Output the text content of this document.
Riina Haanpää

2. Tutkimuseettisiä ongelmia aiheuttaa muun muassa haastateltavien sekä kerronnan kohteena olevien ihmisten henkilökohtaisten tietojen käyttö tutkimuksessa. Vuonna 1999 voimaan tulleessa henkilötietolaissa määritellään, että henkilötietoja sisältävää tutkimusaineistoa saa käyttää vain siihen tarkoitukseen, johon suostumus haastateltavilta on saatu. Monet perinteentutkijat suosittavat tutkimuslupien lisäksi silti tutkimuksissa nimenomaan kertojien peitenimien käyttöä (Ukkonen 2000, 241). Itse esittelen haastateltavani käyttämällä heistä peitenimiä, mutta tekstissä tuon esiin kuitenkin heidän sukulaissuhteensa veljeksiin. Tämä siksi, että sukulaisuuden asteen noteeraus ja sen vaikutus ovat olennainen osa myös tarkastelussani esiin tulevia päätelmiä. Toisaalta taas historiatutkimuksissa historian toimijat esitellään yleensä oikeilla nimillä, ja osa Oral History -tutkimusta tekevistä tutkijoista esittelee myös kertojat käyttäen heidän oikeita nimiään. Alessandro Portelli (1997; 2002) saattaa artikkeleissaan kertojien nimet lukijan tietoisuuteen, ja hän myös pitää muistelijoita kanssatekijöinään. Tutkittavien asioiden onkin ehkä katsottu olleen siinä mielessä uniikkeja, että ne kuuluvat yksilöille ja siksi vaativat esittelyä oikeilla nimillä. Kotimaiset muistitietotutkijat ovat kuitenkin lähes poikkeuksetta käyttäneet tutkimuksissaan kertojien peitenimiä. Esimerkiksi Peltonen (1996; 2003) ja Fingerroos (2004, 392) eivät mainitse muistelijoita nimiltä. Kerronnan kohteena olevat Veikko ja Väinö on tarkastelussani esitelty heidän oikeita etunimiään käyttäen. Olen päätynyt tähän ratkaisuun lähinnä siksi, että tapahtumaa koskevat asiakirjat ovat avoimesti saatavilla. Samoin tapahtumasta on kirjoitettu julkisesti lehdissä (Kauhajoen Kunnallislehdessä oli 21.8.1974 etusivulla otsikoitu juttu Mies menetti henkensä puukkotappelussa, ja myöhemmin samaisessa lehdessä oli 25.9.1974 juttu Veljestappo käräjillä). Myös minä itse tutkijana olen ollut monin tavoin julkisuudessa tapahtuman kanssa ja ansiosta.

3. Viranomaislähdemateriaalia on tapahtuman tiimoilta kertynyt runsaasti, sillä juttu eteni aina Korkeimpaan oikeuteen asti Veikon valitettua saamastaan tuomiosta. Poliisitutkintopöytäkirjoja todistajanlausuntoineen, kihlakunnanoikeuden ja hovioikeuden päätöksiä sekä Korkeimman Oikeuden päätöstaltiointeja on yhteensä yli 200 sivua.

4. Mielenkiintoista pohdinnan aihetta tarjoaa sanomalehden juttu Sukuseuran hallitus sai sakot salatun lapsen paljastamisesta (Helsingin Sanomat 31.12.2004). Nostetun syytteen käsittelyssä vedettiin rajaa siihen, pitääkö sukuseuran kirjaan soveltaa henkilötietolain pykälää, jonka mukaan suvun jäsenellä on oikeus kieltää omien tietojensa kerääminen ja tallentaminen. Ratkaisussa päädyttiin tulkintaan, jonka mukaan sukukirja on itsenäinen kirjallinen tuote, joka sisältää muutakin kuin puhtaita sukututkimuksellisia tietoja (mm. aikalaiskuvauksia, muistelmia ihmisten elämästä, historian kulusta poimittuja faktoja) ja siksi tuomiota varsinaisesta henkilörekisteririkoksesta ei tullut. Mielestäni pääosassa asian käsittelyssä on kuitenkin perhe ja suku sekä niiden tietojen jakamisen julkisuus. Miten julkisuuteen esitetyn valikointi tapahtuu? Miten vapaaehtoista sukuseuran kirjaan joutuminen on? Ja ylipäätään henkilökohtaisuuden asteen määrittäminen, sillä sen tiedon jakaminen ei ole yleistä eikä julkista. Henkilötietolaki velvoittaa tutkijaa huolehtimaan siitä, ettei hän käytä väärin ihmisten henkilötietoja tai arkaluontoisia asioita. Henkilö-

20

* Written request
The entries above must be returned exactly.

* Solution for this problem
Output the text content of this document.
Riina Haanpää

2. Tutkimuseettisiä ongelmia aiheuttaa muun muassa haastateltavien sekä kerronnan kohteena olevien ihmisten henkilökohtaisten tietojen käyttö tutkimuksessa. Vuonna 1999 voimaan tulleessa henkilötietolaissa määritellään, että henkilötietoja sisältävää tutkimusaineistoa saa käyttää vain siihen tarkoitukseen, johon suostumus haastateltavilta on saatu. Monet perinteentutkijat suosittavat tutkimuslupien lisäksi silti tutkimuksissa nimenomaan kertojien peitenimien käyttöä (Ukkonen 2000, 241). Itse esittelen haastateltavani käyttämällä heistä peitenimiä, mutta tekstissä tuon esiin kuitenkin heidän sukulaissuhteensa veljeksiin. Tämä siksi, että sukulaisuuden asteen noteeraus ja sen vaikutus ovat olennainen osa myös tarkastelussani esiin tulevia päätelmiä. Toisaalta taas historiatutkimuksissa historian toimijat esitellään yleensä oikeilla nimillä, ja osa Oral History -tutkimusta tekevistä tutkijoista esittelee myös kertojat käyttäen heidän oikeita nimiään. Alessandro Portelli (1997; 2002) saattaa artikkeleissaan kertojien nimet lukijan tietoisuuteen, ja hän myös pitää muistelijoita kanssatekijöinään. Tutkittavien asioiden onkin ehkä katsottu olleen siinä mielessä uniikkeja, että ne kuuluvat yksilöille ja siksi vaativat esittelyä oikeilla nimillä. Kotimaiset muistitietotutkijat ovat kuitenkin lähes poikkeuksetta käyttäneet tutkimuksissaan kertojien peitenimiä. Esimerkiksi Peltonen (1996; 2003) ja Fingerroos (2004, 392) eivät mainitse muistelijoita nimiltä. Kerronnan kohteena olevat Veikko ja Väinö on tarkastelussani esitelty heidän oikeita etunimiään käyttäen. Olen päätynyt tähän ratkaisuun lähinnä siksi, että tapahtumaa koskevat asiakirjat ovat avoimesti saatavilla. Samoin tapahtumasta on kirjoitettu julkisesti lehdissä (Kauhajoen Kunnallislehdessä oli 21.8.1974 etusivulla otsikoitu juttu Mies menetti henkensä puukkotappelussa, ja myöhemmin samaisessa lehdessä oli 25.9.1974 juttu Veljestappo käräjillä). Myös minä itse tutkijana olen ollut monin tavoin julkisuudessa tapahtuman kanssa ja ansiosta.

3. Viranomaislähdemateriaalia on tapahtuman tiimoilta kertynyt runsaasti, sillä juttu eteni aina Korkeimpaan oikeuteen asti Veikon valitettua saamastaan tuomiosta. Poliisitutkintopöytäkirjoja todistajanlausuntoineen, kihlakunnanoikeuden ja hovioikeuden päätöksiä sekä Korkeimman Oikeuden päätöstaltiointeja on yhteensä yli 200 sivua.

4. Mielenkiintoista pohdinnan aihetta tarjoaa sanomalehden juttu Sukuseuran hallitus sai sakot salatun lapsen paljastamisesta (Helsingin Sanomat 31.12.2004). Nostetun syytteen käsittelyssä vedettiin rajaa siihen, pitääkö sukuseuran kirjaan soveltaa henkilötietolain pykälää, jonka mukaan suvun jäsenellä on oikeus kieltää omien tietojensa kerääminen ja tallentaminen. Ratkaisussa päädyttiin tulkintaan, jonka mukaan sukukirja on itsenäinen kirjallinen tuote, joka sisältää muutakin kuin puhtaita sukututkimuksellisia tietoja (mm. aikalaiskuvauksia, muistelmia ihmisten elämästä, historian kulusta poimittuja faktoja) ja siksi tuomiota varsinaisesta henkilörekisteririkoksesta ei tullut. Mielestäni pääosassa asian käsittelyssä on kuitenkin perhe ja suku sekä niiden tietojen jakamisen julkisuus. Miten julkisuuteen esitetyn valikointi tapahtuu? Miten vapaaehtoista sukuseuran kirjaan joutuminen on? Ja ylipäätään henkilökohtaisuuden asteen määrittäminen, sillä sen tiedon jakaminen ei ole yleistä eikä julkista. Henkilötietolaki velvoittaa tutkijaa huolehtimaan siitä, ettei hän käytä väärin ihmisten henkilötietoja tai arkaluontoisia asioita. Henkilö-

20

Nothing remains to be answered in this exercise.